══ Data for this exercise

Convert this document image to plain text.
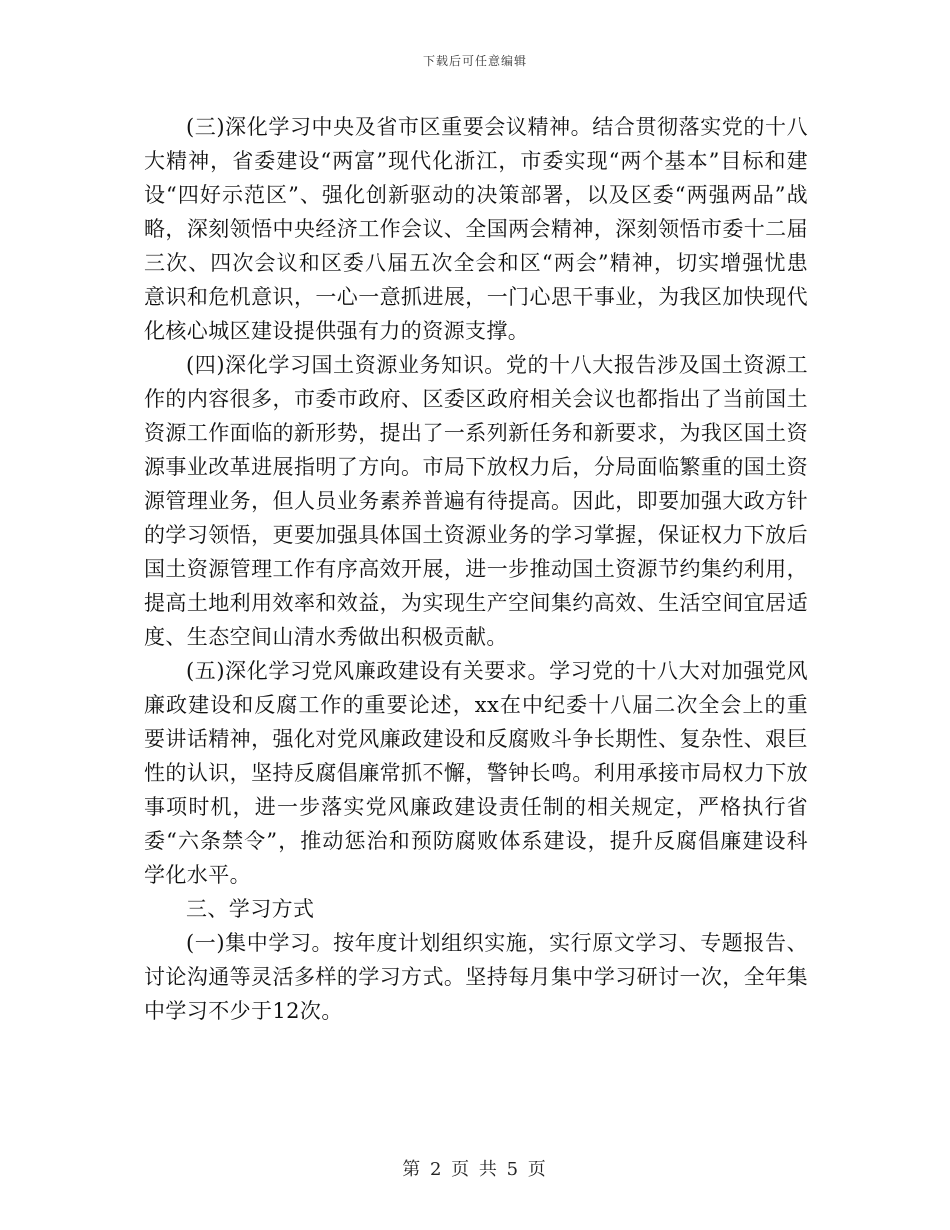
下载后可任意编辑

(三)深化学习中央及省市区重要会议精神。结合贯彻落实党的十八大精神，省委建设“两富”现代化浙江，市委实现“两个基本”目标和建设“四好示范区”、强化创新驱动的决策部署，以及区委“两强两品”战略，深刻领悟中央经济工作会议、全国两会精神，深刻领悟市委十二届三次、四次会议和区委八届五次全会和区“两会”精神，切实增强忧患意识和危机意识，一心一意抓进展，一门心思干事业，为我区加快现代化核心城区建设提供强有力的资源支撑。

(四)深化学习国土资源业务知识。党的十八大报告涉及国土资源工作的内容很多，市委市政府、区委区政府相关会议也都指出了当前国土资源工作面临的新形势，提出了一系列新任务和新要求，为我区国土资源事业改革进展指明了方向。市局下放权力后，分局面临繁重的国土资源管理业务，但人员业务素养普遍有待提高。因此，即要加强大政方针的学习领悟，更要加强具体国土资源业务的学习掌握，保证权力下放后国土资源管理工作有序高效开展，进一步推动国土资源节约集约利用，提高土地利用效率和效益，为实现生产空间集约高效、生活空间宜居适度、生态空间山清水秀做出积极贡献。

(五)深化学习党风廉政建设有关要求。学习党的十八大对加强党风廉政建设和反腐工作的重要论述，xx在中纪委十八届二次全会上的重要讲话精神，强化对党风廉政建设和反腐败斗争长期性、复杂性、艰巨性的认识，坚持反腐倡廉常抓不懈，警钟长鸣。利用承接市局权力下放事项时机，进一步落实党风廉政建设责任制的相关规定，严格执行省委“六条禁令”，推动惩治和预防腐败体系建设，提升反腐倡廉建设科学化水平。

三、学习方式

(一)集中学习。按年度计划组织实施，实行原文学习、专题报告、讨论沟通等灵活多样的学习方式。坚持每月集中学习研讨一次，全年集中学习不少于12次。

第 2 页 共 5 页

════

- _Problem_
Leave out the pictures and restate everything else word for word.

- _Output for this task_
Convert this document image to plain text.
下载后可任意编辑

(三)深化学习中央及省市区重要会议精神。结合贯彻落实党的十八大精神，省委建设“两富”现代化浙江，市委实现“两个基本”目标和建设“四好示范区”、强化创新驱动的决策部署，以及区委“两强两品”战略，深刻领悟中央经济工作会议、全国两会精神，深刻领悟市委十二届三次、四次会议和区委八届五次全会和区“两会”精神，切实增强忧患意识和危机意识，一心一意抓进展，一门心思干事业，为我区加快现代化核心城区建设提供强有力的资源支撑。

(四)深化学习国土资源业务知识。党的十八大报告涉及国土资源工作的内容很多，市委市政府、区委区政府相关会议也都指出了当前国土资源工作面临的新形势，提出了一系列新任务和新要求，为我区国土资源事业改革进展指明了方向。市局下放权力后，分局面临繁重的国土资源管理业务，但人员业务素养普遍有待提高。因此，即要加强大政方针的学习领悟，更要加强具体国土资源业务的学习掌握，保证权力下放后国土资源管理工作有序高效开展，进一步推动国土资源节约集约利用，提高土地利用效率和效益，为实现生产空间集约高效、生活空间宜居适度、生态空间山清水秀做出积极贡献。

(五)深化学习党风廉政建设有关要求。学习党的十八大对加强党风廉政建设和反腐工作的重要论述，xx在中纪委十八届二次全会上的重要讲话精神，强化对党风廉政建设和反腐败斗争长期性、复杂性、艰巨性的认识，坚持反腐倡廉常抓不懈，警钟长鸣。利用承接市局权力下放事项时机，进一步落实党风廉政建设责任制的相关规定，严格执行省委“六条禁令”，推动惩治和预防腐败体系建设，提升反腐倡廉建设科学化水平。

三、学习方式

(一)集中学习。按年度计划组织实施，实行原文学习、专题报告、讨论沟通等灵活多样的学习方式。坚持每月集中学习研讨一次，全年集中学习不少于12次。

第 2 页 共 5 页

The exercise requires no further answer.